→ **Problem to work on**: This task calls for copying every line in the data below that contains the word "medical".

→ **Record excerpts**:
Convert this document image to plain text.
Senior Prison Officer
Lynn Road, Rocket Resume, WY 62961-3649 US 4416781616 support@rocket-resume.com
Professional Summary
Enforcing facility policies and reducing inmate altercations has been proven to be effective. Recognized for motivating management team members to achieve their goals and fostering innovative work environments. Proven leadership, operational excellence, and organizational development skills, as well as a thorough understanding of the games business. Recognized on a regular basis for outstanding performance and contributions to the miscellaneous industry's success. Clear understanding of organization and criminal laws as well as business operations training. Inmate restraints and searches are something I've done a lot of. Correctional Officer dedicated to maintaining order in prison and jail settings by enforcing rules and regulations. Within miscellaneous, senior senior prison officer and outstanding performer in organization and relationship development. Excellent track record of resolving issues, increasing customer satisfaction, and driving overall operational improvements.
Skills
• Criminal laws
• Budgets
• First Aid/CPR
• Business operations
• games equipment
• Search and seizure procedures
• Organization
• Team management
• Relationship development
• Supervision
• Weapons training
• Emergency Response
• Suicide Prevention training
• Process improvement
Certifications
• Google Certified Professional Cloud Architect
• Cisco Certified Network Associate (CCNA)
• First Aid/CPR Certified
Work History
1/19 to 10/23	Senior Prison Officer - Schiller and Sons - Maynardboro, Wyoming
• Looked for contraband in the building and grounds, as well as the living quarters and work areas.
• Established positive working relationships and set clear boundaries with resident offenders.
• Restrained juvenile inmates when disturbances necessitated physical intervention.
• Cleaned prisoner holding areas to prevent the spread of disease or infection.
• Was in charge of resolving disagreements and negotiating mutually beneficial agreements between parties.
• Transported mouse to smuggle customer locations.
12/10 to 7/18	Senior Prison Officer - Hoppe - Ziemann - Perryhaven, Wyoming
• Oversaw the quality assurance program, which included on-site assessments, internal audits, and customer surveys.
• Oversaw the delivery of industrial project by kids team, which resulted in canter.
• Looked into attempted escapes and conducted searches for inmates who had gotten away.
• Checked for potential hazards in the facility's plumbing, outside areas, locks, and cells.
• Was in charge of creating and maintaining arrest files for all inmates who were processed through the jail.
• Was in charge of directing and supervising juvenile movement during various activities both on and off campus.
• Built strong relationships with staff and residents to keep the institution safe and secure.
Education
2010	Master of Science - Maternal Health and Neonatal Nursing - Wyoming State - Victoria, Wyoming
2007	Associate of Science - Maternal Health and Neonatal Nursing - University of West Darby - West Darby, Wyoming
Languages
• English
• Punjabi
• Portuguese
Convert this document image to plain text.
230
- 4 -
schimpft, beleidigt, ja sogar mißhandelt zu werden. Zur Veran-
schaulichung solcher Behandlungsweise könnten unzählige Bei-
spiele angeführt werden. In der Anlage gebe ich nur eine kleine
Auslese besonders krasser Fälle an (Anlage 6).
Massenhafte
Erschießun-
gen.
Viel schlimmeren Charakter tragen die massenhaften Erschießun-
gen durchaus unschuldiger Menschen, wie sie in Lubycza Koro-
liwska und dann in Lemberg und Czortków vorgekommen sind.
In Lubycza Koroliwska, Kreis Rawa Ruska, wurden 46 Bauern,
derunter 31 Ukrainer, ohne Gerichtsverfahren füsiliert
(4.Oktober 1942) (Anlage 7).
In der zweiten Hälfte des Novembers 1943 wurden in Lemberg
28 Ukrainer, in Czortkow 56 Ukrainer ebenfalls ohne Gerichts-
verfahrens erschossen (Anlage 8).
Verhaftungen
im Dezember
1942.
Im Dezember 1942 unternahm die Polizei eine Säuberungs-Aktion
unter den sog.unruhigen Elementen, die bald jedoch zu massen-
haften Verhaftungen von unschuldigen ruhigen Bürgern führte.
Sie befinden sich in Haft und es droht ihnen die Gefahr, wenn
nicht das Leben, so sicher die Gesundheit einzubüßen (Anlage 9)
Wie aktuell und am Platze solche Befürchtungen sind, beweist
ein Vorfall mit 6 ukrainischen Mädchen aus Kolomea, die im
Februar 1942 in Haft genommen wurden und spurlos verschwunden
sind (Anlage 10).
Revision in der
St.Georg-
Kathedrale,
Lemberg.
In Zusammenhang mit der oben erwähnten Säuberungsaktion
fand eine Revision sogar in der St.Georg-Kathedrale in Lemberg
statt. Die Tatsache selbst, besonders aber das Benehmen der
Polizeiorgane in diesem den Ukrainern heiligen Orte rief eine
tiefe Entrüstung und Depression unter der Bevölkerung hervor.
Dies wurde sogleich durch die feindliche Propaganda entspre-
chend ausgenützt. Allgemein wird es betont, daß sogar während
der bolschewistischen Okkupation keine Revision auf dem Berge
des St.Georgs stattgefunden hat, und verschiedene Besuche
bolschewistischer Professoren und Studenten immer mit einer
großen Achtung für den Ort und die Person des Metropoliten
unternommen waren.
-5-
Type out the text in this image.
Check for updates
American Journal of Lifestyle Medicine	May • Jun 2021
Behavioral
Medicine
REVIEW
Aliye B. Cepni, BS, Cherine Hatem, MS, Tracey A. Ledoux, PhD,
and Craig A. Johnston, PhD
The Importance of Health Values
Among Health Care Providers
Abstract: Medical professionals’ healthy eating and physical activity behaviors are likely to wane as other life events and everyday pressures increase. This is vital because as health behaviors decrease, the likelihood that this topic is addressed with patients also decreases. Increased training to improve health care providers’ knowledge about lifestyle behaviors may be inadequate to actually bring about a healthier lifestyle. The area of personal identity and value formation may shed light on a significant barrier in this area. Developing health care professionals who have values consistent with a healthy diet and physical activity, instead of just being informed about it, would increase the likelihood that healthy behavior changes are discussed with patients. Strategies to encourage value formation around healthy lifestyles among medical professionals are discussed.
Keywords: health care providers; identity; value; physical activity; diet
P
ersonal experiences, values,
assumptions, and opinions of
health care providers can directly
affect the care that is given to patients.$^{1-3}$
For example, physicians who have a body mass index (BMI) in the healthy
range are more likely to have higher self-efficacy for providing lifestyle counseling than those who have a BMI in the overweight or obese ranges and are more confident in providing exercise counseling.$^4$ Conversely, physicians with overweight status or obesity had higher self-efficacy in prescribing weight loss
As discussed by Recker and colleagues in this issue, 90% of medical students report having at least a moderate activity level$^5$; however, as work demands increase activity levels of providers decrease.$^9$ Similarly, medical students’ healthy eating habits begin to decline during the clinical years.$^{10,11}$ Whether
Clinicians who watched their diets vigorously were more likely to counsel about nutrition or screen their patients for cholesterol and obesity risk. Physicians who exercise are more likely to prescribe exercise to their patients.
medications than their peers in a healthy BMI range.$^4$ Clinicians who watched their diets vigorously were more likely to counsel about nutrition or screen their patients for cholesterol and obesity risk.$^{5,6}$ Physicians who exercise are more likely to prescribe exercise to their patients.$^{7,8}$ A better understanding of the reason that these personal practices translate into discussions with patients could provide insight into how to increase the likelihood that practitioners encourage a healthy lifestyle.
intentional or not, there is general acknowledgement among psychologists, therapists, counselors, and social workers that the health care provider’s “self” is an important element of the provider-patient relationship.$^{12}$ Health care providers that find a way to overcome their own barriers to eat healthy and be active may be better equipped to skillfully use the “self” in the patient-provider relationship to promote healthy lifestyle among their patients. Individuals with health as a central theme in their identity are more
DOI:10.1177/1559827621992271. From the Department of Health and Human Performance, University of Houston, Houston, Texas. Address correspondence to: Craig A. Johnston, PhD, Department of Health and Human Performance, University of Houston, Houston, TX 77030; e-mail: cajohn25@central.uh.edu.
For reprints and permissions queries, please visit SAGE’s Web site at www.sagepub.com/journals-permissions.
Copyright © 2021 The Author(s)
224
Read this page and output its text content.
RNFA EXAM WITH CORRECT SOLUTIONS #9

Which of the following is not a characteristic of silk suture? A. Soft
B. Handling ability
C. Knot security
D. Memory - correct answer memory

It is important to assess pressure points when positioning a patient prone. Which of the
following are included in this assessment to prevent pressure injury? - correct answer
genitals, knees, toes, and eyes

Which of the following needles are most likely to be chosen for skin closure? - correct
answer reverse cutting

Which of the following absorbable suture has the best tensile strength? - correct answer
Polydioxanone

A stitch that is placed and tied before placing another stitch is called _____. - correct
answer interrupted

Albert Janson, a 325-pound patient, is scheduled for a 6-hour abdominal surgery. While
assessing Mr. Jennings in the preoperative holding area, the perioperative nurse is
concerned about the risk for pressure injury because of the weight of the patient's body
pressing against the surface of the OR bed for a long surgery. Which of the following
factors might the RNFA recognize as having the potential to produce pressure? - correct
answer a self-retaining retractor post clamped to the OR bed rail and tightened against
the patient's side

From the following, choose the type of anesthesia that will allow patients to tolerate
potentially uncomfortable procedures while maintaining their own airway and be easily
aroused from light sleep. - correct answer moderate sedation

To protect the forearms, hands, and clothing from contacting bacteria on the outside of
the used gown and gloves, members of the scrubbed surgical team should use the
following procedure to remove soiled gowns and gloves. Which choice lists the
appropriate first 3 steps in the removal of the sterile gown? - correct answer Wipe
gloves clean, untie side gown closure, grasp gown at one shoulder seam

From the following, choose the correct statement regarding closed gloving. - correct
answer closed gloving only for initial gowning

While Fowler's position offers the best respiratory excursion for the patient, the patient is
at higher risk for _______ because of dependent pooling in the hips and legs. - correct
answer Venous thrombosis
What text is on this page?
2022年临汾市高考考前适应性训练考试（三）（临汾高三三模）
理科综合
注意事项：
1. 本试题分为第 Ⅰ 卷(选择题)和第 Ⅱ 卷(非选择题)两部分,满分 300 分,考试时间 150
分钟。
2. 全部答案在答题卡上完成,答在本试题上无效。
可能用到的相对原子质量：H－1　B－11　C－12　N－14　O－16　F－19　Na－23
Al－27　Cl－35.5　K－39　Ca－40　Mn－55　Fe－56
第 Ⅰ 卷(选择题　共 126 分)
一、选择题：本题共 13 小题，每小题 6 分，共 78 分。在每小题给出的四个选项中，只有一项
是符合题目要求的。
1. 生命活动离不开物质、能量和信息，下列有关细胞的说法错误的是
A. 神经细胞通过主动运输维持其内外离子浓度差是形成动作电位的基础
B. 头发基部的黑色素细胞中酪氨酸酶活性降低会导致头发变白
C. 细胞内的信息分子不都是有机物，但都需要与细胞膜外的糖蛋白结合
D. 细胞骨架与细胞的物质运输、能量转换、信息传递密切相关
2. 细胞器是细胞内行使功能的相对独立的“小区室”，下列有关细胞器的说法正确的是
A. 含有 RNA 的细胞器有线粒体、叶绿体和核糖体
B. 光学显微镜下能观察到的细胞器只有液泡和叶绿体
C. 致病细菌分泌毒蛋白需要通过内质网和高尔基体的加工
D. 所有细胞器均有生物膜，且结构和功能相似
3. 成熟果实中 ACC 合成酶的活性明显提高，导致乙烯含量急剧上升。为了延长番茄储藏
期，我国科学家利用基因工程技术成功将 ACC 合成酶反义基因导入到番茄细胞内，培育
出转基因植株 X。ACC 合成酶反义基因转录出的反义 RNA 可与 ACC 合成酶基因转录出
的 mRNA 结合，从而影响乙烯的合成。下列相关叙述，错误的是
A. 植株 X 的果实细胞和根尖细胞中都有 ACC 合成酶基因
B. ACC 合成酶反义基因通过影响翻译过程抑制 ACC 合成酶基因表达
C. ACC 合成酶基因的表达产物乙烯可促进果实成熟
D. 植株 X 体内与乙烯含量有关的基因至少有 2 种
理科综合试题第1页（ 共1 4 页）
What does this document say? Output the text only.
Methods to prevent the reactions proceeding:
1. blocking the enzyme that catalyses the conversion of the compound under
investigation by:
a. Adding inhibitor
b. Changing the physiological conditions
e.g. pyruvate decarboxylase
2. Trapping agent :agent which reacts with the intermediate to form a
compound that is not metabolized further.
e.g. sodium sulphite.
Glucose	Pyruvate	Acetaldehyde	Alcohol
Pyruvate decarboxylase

→ **Answer to this problem**:
Abstract: Medical professionals’ healthy eating and physical activity behaviors are likely to wane as other life events and everyday pressures increase. This is vital because as health behaviors decrease, the likelihood that this topic is addressed with patients also decreases. Increased training to improve health care providers’ knowledge about lifestyle behaviors may be inadequate to actually bring about a healthier lifestyle. The area of personal identity and value formation may shed light on a significant barrier in this area. Developing health care professionals who have values consistent with a healthy diet and physical activity, instead of just being informed about it, would increase the likelihood that healthy behavior changes are discussed with patients. Strategies to encourage value formation around healthy lifestyles among medical professionals are discussed.
As discussed by Recker and colleagues in this issue, 90% of medical students report having at least a moderate activity level$^5$; however, as work demands increase activity levels of providers decrease.$^9$ Similarly, medical students’ healthy eating habits begin to decline during the clinical years.$^{10,11}$ Whether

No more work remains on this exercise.